Goal: Pull each line containing "EMBER" out of the data and copy it.

Supplied records:
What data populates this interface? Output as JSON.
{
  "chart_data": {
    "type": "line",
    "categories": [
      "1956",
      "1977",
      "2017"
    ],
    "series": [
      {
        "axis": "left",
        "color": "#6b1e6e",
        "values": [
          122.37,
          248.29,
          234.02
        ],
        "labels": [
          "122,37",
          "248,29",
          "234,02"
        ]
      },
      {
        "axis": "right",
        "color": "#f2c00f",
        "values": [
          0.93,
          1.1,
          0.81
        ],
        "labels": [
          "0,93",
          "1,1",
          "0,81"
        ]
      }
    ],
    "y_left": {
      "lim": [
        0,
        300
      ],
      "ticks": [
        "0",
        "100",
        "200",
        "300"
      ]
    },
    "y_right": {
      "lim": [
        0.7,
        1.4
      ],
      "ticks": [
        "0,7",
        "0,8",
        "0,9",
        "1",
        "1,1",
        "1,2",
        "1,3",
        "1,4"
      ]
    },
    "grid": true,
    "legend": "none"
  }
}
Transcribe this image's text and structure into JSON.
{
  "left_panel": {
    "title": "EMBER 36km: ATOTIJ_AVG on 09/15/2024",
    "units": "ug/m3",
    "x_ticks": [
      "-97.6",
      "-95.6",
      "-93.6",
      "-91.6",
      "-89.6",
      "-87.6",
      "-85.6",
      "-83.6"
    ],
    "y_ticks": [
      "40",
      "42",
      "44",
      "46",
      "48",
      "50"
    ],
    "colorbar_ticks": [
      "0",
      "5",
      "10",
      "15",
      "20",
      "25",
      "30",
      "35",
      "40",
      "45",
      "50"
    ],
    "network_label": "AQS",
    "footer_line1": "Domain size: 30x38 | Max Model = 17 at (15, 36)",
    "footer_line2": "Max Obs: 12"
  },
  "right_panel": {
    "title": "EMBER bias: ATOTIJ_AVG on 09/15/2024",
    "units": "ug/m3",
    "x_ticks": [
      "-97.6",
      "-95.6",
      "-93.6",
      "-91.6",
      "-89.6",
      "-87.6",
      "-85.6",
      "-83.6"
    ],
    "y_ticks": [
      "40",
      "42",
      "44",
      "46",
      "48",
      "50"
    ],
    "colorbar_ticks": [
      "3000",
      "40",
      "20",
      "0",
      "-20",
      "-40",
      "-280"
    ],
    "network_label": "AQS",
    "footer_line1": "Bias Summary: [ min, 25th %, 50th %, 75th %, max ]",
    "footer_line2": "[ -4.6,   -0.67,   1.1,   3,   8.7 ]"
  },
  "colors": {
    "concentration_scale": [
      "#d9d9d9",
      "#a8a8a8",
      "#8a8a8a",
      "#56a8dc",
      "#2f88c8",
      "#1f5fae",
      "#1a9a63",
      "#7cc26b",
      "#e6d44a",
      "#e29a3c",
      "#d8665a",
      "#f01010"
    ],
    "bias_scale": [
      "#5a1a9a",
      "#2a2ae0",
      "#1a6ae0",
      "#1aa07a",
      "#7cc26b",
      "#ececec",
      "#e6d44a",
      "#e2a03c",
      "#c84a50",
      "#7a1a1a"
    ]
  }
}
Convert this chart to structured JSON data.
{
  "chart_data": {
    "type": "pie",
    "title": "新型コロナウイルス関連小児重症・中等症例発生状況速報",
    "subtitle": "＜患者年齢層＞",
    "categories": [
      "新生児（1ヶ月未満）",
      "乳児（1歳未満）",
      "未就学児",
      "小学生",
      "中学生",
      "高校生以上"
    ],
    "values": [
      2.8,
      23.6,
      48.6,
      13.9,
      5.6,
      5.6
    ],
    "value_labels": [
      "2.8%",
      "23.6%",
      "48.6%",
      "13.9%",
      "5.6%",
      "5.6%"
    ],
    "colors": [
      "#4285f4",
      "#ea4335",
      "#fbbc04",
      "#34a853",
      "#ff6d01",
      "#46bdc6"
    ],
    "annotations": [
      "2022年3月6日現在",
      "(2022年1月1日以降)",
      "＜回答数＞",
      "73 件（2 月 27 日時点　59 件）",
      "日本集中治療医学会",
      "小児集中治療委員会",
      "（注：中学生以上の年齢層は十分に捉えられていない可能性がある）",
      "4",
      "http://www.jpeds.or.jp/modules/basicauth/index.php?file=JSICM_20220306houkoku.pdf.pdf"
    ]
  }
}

Right answer:
    "title": "EMBER 36km: ATOTIJ_AVG on 09/15/2024",
    "title": "EMBER bias: ATOTIJ_AVG on 09/15/2024",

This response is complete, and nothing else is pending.